● **What needs to be done**
Keep the pictures out of the copy and repeat the records exactly.

● **Recorded information**
┌──
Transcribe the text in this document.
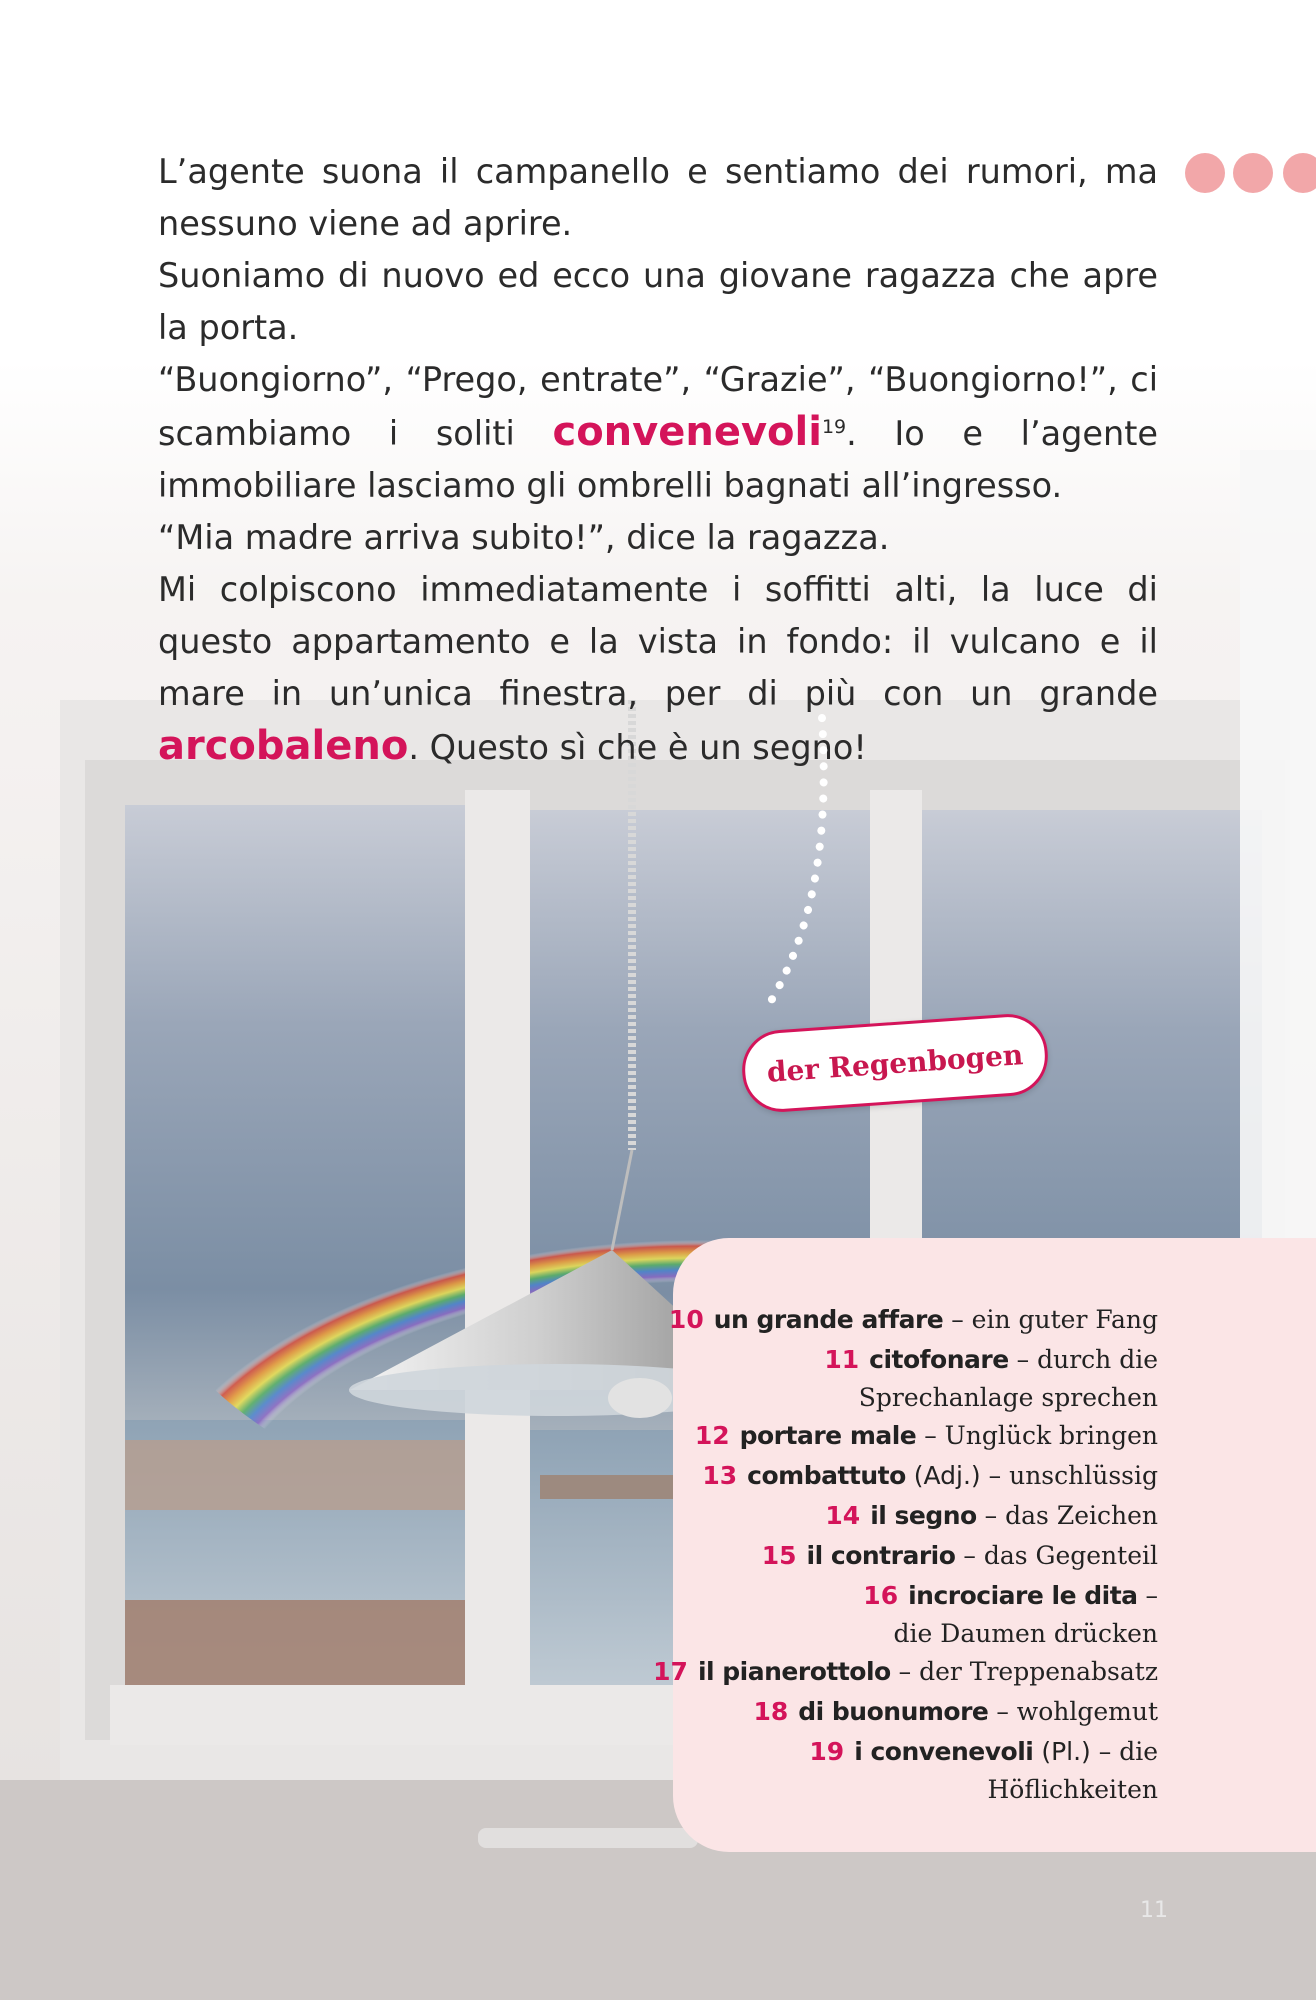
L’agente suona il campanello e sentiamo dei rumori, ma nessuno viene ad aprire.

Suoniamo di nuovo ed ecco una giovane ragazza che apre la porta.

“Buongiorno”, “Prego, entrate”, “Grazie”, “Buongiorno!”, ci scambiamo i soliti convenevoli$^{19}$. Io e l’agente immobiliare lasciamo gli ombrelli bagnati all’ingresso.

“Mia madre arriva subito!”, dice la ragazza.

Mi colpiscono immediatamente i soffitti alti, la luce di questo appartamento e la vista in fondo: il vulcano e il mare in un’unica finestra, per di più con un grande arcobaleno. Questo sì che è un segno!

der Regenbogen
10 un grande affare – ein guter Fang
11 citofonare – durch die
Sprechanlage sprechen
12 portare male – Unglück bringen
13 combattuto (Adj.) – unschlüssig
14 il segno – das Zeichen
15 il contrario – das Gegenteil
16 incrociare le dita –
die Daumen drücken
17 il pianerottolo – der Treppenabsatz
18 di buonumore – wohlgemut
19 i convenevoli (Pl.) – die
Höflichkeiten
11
└──
● **Written response**
Transcribe the text in this document.
L’agente suona il campanello e sentiamo dei rumori, ma nessuno viene ad aprire.

Suoniamo di nuovo ed ecco una giovane ragazza che apre la porta.

“Buongiorno”, “Prego, entrate”, “Grazie”, “Buongiorno!”, ci scambiamo i soliti convenevoli$^{19}$. Io e l’agente immobiliare lasciamo gli ombrelli bagnati all’ingresso.

“Mia madre arriva subito!”, dice la ragazza.

Mi colpiscono immediatamente i soffitti alti, la luce di questo appartamento e la vista in fondo: il vulcano e il mare in un’unica finestra, per di più con un grande arcobaleno. Questo sì che è un segno!

der Regenbogen
10 un grande affare – ein guter Fang
11 citofonare – durch die
Sprechanlage sprechen
12 portare male – Unglück bringen
13 combattuto (Adj.) – unschlüssig
14 il segno – das Zeichen
15 il contrario – das Gegenteil
16 incrociare le dita –
die Daumen drücken
17 il pianerottolo – der Treppenabsatz
18 di buonumore – wohlgemut
19 i convenevoli (Pl.) – die
Höflichkeiten
11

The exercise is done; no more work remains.